__The data__:

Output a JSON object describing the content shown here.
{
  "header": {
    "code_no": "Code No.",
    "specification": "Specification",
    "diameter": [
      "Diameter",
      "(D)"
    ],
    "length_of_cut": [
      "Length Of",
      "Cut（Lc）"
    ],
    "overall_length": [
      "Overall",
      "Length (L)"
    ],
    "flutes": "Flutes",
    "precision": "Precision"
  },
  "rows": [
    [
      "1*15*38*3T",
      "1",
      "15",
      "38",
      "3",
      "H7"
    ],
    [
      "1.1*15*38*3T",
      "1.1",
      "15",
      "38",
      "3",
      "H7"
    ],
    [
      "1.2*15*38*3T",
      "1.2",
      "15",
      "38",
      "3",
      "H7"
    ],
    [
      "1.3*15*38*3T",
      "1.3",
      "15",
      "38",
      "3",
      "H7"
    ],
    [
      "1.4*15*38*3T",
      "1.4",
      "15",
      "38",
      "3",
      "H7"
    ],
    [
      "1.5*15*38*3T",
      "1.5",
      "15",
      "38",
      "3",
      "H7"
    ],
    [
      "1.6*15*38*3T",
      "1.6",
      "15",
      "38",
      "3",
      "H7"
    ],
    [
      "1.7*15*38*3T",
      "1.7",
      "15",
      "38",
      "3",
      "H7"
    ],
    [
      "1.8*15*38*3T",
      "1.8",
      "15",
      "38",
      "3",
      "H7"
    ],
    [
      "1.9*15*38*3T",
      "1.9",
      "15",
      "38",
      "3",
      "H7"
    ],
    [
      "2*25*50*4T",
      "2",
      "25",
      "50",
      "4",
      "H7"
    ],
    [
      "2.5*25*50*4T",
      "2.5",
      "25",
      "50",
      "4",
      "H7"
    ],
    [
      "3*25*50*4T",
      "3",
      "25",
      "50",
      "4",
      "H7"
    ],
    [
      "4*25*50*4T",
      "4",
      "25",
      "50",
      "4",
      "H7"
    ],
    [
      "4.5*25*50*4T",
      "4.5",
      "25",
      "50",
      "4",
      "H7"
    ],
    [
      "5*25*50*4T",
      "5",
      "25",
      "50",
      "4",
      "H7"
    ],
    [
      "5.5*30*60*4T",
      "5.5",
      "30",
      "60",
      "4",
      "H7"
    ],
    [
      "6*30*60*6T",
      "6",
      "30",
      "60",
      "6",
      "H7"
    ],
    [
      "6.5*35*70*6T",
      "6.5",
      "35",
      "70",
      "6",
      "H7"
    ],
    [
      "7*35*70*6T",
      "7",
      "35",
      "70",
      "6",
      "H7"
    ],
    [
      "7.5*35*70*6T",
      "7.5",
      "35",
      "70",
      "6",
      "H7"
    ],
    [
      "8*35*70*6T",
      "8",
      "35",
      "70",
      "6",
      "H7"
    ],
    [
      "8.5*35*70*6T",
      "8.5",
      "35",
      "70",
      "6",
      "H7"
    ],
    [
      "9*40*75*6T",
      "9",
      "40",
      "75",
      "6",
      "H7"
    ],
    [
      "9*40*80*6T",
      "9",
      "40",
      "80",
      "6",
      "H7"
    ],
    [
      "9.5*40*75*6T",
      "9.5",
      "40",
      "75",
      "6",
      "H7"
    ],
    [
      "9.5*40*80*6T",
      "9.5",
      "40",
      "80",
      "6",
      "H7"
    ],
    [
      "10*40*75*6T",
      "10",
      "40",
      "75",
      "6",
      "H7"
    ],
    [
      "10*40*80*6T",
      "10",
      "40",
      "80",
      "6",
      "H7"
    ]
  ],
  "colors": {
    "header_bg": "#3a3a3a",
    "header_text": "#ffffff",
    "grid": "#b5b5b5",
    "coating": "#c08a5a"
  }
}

__What is being asked__:
Output every entry shown above, exactly.

__Written answer__:
Output a JSON object describing the content shown here.
{
  "header": {
    "code_no": "Code No.",
    "specification": "Specification",
    "diameter": [
      "Diameter",
      "(D)"
    ],
    "length_of_cut": [
      "Length Of",
      "Cut（Lc）"
    ],
    "overall_length": [
      "Overall",
      "Length (L)"
    ],
    "flutes": "Flutes",
    "precision": "Precision"
  },
  "rows": [
    [
      "1*15*38*3T",
      "1",
      "15",
      "38",
      "3",
      "H7"
    ],
    [
      "1.1*15*38*3T",
      "1.1",
      "15",
      "38",
      "3",
      "H7"
    ],
    [
      "1.2*15*38*3T",
      "1.2",
      "15",
      "38",
      "3",
      "H7"
    ],
    [
      "1.3*15*38*3T",
      "1.3",
      "15",
      "38",
      "3",
      "H7"
    ],
    [
      "1.4*15*38*3T",
      "1.4",
      "15",
      "38",
      "3",
      "H7"
    ],
    [
      "1.5*15*38*3T",
      "1.5",
      "15",
      "38",
      "3",
      "H7"
    ],
    [
      "1.6*15*38*3T",
      "1.6",
      "15",
      "38",
      "3",
      "H7"
    ],
    [
      "1.7*15*38*3T",
      "1.7",
      "15",
      "38",
      "3",
      "H7"
    ],
    [
      "1.8*15*38*3T",
      "1.8",
      "15",
      "38",
      "3",
      "H7"
    ],
    [
      "1.9*15*38*3T",
      "1.9",
      "15",
      "38",
      "3",
      "H7"
    ],
    [
      "2*25*50*4T",
      "2",
      "25",
      "50",
      "4",
      "H7"
    ],
    [
      "2.5*25*50*4T",
      "2.5",
      "25",
      "50",
      "4",
      "H7"
    ],
    [
      "3*25*50*4T",
      "3",
      "25",
      "50",
      "4",
      "H7"
    ],
    [
      "4*25*50*4T",
      "4",
      "25",
      "50",
      "4",
      "H7"
    ],
    [
      "4.5*25*50*4T",
      "4.5",
      "25",
      "50",
      "4",
      "H7"
    ],
    [
      "5*25*50*4T",
      "5",
      "25",
      "50",
      "4",
      "H7"
    ],
    [
      "5.5*30*60*4T",
      "5.5",
      "30",
      "60",
      "4",
      "H7"
    ],
    [
      "6*30*60*6T",
      "6",
      "30",
      "60",
      "6",
      "H7"
    ],
    [
      "6.5*35*70*6T",
      "6.5",
      "35",
      "70",
      "6",
      "H7"
    ],
    [
      "7*35*70*6T",
      "7",
      "35",
      "70",
      "6",
      "H7"
    ],
    [
      "7.5*35*70*6T",
      "7.5",
      "35",
      "70",
      "6",
      "H7"
    ],
    [
      "8*35*70*6T",
      "8",
      "35",
      "70",
      "6",
      "H7"
    ],
    [
      "8.5*35*70*6T",
      "8.5",
      "35",
      "70",
      "6",
      "H7"
    ],
    [
      "9*40*75*6T",
      "9",
      "40",
      "75",
      "6",
      "H7"
    ],
    [
      "9*40*80*6T",
      "9",
      "40",
      "80",
      "6",
      "H7"
    ],
    [
      "9.5*40*75*6T",
      "9.5",
      "40",
      "75",
      "6",
      "H7"
    ],
    [
      "9.5*40*80*6T",
      "9.5",
      "40",
      "80",
      "6",
      "H7"
    ],
    [
      "10*40*75*6T",
      "10",
      "40",
      "75",
      "6",
      "H7"
    ],
    [
      "10*40*80*6T",
      "10",
      "40",
      "80",
      "6",
      "H7"
    ]
  ],
  "colors": {
    "header_bg": "#3a3a3a",
    "header_text": "#ffffff",
    "grid": "#b5b5b5",
    "coating": "#c08a5a"
  }
}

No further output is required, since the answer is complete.